EXERCISE DATA:
————

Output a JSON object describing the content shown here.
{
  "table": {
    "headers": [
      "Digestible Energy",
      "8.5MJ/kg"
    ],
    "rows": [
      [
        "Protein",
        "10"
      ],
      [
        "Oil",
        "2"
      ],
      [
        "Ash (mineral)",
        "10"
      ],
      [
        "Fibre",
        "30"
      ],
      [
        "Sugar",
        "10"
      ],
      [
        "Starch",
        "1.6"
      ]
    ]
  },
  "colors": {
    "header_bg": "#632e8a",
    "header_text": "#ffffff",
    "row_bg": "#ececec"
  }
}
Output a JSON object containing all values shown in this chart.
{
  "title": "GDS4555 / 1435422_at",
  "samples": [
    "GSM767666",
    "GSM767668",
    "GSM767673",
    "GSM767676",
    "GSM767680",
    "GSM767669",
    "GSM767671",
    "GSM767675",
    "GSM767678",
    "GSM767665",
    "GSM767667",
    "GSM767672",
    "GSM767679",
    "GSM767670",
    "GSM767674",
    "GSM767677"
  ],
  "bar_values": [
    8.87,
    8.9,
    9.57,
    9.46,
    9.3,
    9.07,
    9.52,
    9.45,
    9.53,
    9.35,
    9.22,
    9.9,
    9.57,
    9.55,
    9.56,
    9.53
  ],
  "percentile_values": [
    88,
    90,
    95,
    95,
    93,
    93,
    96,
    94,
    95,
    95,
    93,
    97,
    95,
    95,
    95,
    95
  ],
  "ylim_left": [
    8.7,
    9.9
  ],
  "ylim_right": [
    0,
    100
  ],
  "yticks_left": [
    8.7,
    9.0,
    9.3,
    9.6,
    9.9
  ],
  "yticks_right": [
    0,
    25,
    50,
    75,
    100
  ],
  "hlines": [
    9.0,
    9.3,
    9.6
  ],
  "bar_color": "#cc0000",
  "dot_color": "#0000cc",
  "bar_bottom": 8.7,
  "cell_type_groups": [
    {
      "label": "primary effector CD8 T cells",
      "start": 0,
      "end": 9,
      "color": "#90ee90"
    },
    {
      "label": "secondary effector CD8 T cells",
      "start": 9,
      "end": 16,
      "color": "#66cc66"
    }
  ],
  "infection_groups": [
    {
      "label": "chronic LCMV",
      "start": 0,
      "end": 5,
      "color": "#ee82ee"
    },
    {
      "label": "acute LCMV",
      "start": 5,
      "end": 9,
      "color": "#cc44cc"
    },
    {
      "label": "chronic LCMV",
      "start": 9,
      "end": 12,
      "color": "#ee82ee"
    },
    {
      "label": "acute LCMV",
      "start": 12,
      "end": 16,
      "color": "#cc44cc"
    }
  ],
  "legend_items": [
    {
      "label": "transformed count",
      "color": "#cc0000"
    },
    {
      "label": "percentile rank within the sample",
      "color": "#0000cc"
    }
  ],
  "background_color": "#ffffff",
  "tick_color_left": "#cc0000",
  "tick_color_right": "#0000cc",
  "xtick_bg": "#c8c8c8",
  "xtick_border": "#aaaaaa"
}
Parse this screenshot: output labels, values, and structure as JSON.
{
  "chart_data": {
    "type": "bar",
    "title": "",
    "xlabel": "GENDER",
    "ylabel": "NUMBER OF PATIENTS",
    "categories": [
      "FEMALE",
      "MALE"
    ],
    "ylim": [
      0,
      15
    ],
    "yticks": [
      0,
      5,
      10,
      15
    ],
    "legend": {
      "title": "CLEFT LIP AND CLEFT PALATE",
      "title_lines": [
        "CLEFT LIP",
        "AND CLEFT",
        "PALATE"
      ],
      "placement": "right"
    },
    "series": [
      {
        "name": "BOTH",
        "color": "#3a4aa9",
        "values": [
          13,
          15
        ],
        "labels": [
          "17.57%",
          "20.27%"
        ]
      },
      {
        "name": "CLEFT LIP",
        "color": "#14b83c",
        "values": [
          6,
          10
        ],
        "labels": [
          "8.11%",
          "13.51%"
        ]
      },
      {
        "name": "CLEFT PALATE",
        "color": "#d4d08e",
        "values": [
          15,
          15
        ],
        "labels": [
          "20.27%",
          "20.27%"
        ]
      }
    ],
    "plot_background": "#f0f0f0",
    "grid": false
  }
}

————

TASK: Repeat back the material above verbatim, including every line.

SOLUTION TO THIS TASK:
Output a JSON object describing the content shown here.
{
  "table": {
    "headers": [
      "Digestible Energy",
      "8.5MJ/kg"
    ],
    "rows": [
      [
        "Protein",
        "10"
      ],
      [
        "Oil",
        "2"
      ],
      [
        "Ash (mineral)",
        "10"
      ],
      [
        "Fibre",
        "30"
      ],
      [
        "Sugar",
        "10"
      ],
      [
        "Starch",
        "1.6"
      ]
    ]
  },
  "colors": {
    "header_bg": "#632e8a",
    "header_text": "#ffffff",
    "row_bg": "#ececec"
  }
}
Output a JSON object containing all values shown in this chart.
{
  "title": "GDS4555 / 1435422_at",
  "samples": [
    "GSM767666",
    "GSM767668",
    "GSM767673",
    "GSM767676",
    "GSM767680",
    "GSM767669",
    "GSM767671",
    "GSM767675",
    "GSM767678",
    "GSM767665",
    "GSM767667",
    "GSM767672",
    "GSM767679",
    "GSM767670",
    "GSM767674",
    "GSM767677"
  ],
  "bar_values": [
    8.87,
    8.9,
    9.57,
    9.46,
    9.3,
    9.07,
    9.52,
    9.45,
    9.53,
    9.35,
    9.22,
    9.9,
    9.57,
    9.55,
    9.56,
    9.53
  ],
  "percentile_values": [
    88,
    90,
    95,
    95,
    93,
    93,
    96,
    94,
    95,
    95,
    93,
    97,
    95,
    95,
    95,
    95
  ],
  "ylim_left": [
    8.7,
    9.9
  ],
  "ylim_right": [
    0,
    100
  ],
  "yticks_left": [
    8.7,
    9.0,
    9.3,
    9.6,
    9.9
  ],
  "yticks_right": [
    0,
    25,
    50,
    75,
    100
  ],
  "hlines": [
    9.0,
    9.3,
    9.6
  ],
  "bar_color": "#cc0000",
  "dot_color": "#0000cc",
  "bar_bottom": 8.7,
  "cell_type_groups": [
    {
      "label": "primary effector CD8 T cells",
      "start": 0,
      "end": 9,
      "color": "#90ee90"
    },
    {
      "label": "secondary effector CD8 T cells",
      "start": 9,
      "end": 16,
      "color": "#66cc66"
    }
  ],
  "infection_groups": [
    {
      "label": "chronic LCMV",
      "start": 0,
      "end": 5,
      "color": "#ee82ee"
    },
    {
      "label": "acute LCMV",
      "start": 5,
      "end": 9,
      "color": "#cc44cc"
    },
    {
      "label": "chronic LCMV",
      "start": 9,
      "end": 12,
      "color": "#ee82ee"
    },
    {
      "label": "acute LCMV",
      "start": 12,
      "end": 16,
      "color": "#cc44cc"
    }
  ],
  "legend_items": [
    {
      "label": "transformed count",
      "color": "#cc0000"
    },
    {
      "label": "percentile rank within the sample",
      "color": "#0000cc"
    }
  ],
  "background_color": "#ffffff",
  "tick_color_left": "#cc0000",
  "tick_color_right": "#0000cc",
  "xtick_bg": "#c8c8c8",
  "xtick_border": "#aaaaaa"
}
Parse this screenshot: output labels, values, and structure as JSON.
{
  "chart_data": {
    "type": "bar",
    "title": "",
    "xlabel": "GENDER",
    "ylabel": "NUMBER OF PATIENTS",
    "categories": [
      "FEMALE",
      "MALE"
    ],
    "ylim": [
      0,
      15
    ],
    "yticks": [
      0,
      5,
      10,
      15
    ],
    "legend": {
      "title": "CLEFT LIP AND CLEFT PALATE",
      "title_lines": [
        "CLEFT LIP",
        "AND CLEFT",
        "PALATE"
      ],
      "placement": "right"
    },
    "series": [
      {
        "name": "BOTH",
        "color": "#3a4aa9",
        "values": [
          13,
          15
        ],
        "labels": [
          "17.57%",
          "20.27%"
        ]
      },
      {
        "name": "CLEFT LIP",
        "color": "#14b83c",
        "values": [
          6,
          10
        ],
        "labels": [
          "8.11%",
          "13.51%"
        ]
      },
      {
        "name": "CLEFT PALATE",
        "color": "#d4d08e",
        "values": [
          15,
          15
        ],
        "labels": [
          "20.27%",
          "20.27%"
        ]
      }
    ],
    "plot_background": "#f0f0f0",
    "grid": false
  }
}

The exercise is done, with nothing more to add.